▶ [CHALLENGE]
Every record must be repeated exactly, with no omission.

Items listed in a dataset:
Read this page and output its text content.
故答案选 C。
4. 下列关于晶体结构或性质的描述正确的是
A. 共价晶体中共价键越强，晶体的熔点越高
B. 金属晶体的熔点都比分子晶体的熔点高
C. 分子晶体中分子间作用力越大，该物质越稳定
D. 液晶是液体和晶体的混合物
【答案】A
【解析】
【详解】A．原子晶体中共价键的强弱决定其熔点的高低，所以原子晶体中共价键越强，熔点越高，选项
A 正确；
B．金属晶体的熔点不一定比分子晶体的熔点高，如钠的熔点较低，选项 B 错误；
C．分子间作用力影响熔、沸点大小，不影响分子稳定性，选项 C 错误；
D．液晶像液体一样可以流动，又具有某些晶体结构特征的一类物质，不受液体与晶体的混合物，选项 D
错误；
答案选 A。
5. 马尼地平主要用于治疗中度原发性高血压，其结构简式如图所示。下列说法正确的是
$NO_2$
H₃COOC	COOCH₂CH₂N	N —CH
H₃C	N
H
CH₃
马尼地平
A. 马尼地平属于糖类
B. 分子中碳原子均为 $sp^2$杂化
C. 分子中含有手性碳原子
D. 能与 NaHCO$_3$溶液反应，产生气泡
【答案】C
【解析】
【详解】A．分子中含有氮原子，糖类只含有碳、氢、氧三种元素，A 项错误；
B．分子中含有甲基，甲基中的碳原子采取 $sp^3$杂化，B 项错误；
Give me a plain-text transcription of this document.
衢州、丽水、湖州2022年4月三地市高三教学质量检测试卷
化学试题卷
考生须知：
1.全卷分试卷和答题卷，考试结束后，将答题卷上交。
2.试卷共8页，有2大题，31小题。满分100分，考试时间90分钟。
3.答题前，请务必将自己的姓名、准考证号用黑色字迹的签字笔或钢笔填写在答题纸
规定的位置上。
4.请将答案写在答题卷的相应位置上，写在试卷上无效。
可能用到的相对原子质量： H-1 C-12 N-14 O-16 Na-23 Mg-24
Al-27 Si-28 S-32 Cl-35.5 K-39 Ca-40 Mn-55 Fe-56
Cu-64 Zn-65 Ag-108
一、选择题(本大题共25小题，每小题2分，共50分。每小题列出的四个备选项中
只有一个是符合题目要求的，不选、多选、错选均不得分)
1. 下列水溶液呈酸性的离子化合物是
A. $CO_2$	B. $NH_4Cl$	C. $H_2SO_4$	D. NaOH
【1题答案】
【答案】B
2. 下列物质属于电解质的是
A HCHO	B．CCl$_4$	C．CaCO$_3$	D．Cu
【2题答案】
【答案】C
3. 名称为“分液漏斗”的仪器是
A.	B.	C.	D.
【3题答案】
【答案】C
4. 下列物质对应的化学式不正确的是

▶ [THE RESPONSE]
Read this page and output its text content.
故答案选 C。
4. 下列关于晶体结构或性质的描述正确的是
A. 共价晶体中共价键越强，晶体的熔点越高
B. 金属晶体的熔点都比分子晶体的熔点高
C. 分子晶体中分子间作用力越大，该物质越稳定
D. 液晶是液体和晶体的混合物
【答案】A
【解析】
【详解】A．原子晶体中共价键的强弱决定其熔点的高低，所以原子晶体中共价键越强，熔点越高，选项
A 正确；
B．金属晶体的熔点不一定比分子晶体的熔点高，如钠的熔点较低，选项 B 错误；
C．分子间作用力影响熔、沸点大小，不影响分子稳定性，选项 C 错误；
D．液晶像液体一样可以流动，又具有某些晶体结构特征的一类物质，不受液体与晶体的混合物，选项 D
错误；
答案选 A。
5. 马尼地平主要用于治疗中度原发性高血压，其结构简式如图所示。下列说法正确的是
$NO_2$
H₃COOC	COOCH₂CH₂N	N —CH
H₃C	N
H
CH₃
马尼地平
A. 马尼地平属于糖类
B. 分子中碳原子均为 $sp^2$杂化
C. 分子中含有手性碳原子
D. 能与 NaHCO$_3$溶液反应，产生气泡
【答案】C
【解析】
【详解】A．分子中含有氮原子，糖类只含有碳、氢、氧三种元素，A 项错误；
B．分子中含有甲基，甲基中的碳原子采取 $sp^3$杂化，B 项错误；
Give me a plain-text transcription of this document.
衢州、丽水、湖州2022年4月三地市高三教学质量检测试卷
化学试题卷
考生须知：
1.全卷分试卷和答题卷，考试结束后，将答题卷上交。
2.试卷共8页，有2大题，31小题。满分100分，考试时间90分钟。
3.答题前，请务必将自己的姓名、准考证号用黑色字迹的签字笔或钢笔填写在答题纸
规定的位置上。
4.请将答案写在答题卷的相应位置上，写在试卷上无效。
可能用到的相对原子质量： H-1 C-12 N-14 O-16 Na-23 Mg-24
Al-27 Si-28 S-32 Cl-35.5 K-39 Ca-40 Mn-55 Fe-56
Cu-64 Zn-65 Ag-108
一、选择题(本大题共25小题，每小题2分，共50分。每小题列出的四个备选项中
只有一个是符合题目要求的，不选、多选、错选均不得分)
1. 下列水溶液呈酸性的离子化合物是
A. $CO_2$	B. $NH_4Cl$	C. $H_2SO_4$	D. NaOH
【1题答案】
【答案】B
2. 下列物质属于电解质的是
A HCHO	B．CCl$_4$	C．CaCO$_3$	D．Cu
【2题答案】
【答案】C
3. 名称为“分液漏斗”的仪器是
A.	B.	C.	D.
【3题答案】
【答案】C
4. 下列物质对应的化学式不正确的是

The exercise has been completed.